BEGIN

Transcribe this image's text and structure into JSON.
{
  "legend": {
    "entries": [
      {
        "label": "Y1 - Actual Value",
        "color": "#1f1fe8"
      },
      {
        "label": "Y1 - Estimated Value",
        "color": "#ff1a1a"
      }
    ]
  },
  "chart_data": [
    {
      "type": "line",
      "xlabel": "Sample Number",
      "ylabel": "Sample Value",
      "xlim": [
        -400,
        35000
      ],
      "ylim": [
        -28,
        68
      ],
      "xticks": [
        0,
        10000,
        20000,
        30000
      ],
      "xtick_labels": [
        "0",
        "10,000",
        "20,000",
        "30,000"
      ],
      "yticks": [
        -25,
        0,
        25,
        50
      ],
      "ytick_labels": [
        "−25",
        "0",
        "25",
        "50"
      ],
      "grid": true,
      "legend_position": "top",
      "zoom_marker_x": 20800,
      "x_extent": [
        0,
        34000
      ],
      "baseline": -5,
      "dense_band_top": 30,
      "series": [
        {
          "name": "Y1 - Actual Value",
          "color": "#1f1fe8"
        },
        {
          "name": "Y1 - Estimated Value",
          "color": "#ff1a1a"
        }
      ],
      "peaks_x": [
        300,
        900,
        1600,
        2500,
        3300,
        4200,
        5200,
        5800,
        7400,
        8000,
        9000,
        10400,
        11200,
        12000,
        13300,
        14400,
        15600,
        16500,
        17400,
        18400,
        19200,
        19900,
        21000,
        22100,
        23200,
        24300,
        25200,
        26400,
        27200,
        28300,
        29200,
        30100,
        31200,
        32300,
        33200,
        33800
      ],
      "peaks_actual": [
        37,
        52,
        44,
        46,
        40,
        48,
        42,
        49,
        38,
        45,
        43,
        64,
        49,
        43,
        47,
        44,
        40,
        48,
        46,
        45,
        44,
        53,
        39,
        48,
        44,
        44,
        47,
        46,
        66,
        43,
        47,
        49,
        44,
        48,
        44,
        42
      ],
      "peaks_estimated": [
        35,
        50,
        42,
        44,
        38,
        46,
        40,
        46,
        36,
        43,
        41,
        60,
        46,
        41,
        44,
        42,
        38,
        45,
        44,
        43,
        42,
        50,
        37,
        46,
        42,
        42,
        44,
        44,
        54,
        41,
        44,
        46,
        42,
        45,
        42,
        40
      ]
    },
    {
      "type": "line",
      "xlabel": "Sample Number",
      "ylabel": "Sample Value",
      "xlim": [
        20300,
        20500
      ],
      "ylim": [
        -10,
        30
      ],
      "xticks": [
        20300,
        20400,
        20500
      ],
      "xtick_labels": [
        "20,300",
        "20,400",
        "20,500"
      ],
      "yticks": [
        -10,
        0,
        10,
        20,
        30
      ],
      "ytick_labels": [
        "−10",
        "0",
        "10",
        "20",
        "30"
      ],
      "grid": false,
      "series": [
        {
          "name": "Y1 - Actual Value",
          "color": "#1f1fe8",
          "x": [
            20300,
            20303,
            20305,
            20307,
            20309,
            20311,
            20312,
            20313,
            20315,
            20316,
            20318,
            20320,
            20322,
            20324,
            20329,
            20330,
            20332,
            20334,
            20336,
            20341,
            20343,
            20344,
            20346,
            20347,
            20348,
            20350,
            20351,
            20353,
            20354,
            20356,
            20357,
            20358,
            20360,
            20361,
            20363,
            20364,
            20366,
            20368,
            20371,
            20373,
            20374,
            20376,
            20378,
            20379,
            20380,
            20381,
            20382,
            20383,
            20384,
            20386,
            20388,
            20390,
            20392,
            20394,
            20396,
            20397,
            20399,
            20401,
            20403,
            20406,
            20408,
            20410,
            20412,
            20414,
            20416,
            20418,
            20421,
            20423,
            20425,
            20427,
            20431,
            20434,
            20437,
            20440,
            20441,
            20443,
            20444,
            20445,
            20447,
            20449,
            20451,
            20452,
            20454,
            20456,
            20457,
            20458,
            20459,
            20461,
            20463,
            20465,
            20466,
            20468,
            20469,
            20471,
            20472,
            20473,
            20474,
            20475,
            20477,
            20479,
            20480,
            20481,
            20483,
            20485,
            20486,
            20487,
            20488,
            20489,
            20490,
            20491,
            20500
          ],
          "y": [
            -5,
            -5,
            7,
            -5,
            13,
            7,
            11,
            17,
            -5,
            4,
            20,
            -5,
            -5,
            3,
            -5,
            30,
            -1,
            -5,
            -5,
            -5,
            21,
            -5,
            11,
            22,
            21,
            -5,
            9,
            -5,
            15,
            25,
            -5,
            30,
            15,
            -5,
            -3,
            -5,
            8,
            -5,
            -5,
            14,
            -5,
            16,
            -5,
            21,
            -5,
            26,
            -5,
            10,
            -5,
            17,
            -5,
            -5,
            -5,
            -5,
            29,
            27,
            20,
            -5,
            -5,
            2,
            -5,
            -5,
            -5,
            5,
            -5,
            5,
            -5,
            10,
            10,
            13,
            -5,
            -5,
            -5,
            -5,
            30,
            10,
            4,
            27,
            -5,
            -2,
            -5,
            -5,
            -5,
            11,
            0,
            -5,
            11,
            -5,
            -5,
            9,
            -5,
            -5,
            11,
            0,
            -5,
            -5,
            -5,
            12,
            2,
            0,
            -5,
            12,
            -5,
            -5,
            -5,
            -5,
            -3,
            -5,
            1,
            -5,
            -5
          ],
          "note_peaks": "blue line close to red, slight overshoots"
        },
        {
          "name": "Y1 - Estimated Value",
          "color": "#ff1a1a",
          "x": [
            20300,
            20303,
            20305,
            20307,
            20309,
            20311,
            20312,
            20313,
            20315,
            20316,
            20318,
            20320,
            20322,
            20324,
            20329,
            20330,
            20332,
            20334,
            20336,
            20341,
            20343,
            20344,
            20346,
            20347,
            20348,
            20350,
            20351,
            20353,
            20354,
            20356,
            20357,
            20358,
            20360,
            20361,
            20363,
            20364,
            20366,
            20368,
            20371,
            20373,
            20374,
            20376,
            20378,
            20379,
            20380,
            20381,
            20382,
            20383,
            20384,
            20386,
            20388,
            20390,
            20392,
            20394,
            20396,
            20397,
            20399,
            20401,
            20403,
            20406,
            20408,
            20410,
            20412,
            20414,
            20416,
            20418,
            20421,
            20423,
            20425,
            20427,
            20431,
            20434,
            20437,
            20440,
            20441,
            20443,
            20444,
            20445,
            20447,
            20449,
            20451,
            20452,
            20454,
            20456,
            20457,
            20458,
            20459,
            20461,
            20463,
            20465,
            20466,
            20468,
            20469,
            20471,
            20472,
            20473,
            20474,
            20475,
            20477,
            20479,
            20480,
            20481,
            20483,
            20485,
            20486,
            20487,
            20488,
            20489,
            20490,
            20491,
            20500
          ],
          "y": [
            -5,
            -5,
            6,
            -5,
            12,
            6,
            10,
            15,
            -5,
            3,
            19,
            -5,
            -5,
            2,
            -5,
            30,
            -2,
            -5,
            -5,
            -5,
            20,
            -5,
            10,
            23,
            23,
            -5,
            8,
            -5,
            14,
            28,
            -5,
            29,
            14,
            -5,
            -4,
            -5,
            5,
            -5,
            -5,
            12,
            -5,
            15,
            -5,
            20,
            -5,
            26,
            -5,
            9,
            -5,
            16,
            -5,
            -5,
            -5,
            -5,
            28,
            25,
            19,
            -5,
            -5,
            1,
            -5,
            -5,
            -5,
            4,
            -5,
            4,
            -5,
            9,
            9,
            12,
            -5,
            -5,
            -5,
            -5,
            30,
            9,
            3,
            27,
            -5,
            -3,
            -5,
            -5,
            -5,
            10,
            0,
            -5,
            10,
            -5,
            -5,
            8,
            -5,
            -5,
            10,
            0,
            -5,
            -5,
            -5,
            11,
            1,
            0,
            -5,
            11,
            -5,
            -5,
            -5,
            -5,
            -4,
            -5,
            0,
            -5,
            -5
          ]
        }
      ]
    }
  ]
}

END

# Challenge:
From the material above, copy each line that includes the word "color".

# Problem solution:
        "color": "#1f1fe8"
        "color": "#ff1a1a"
          "color": "#1f1fe8"
          "color": "#ff1a1a"
          "color": "#1f1fe8",
          "color": "#ff1a1a",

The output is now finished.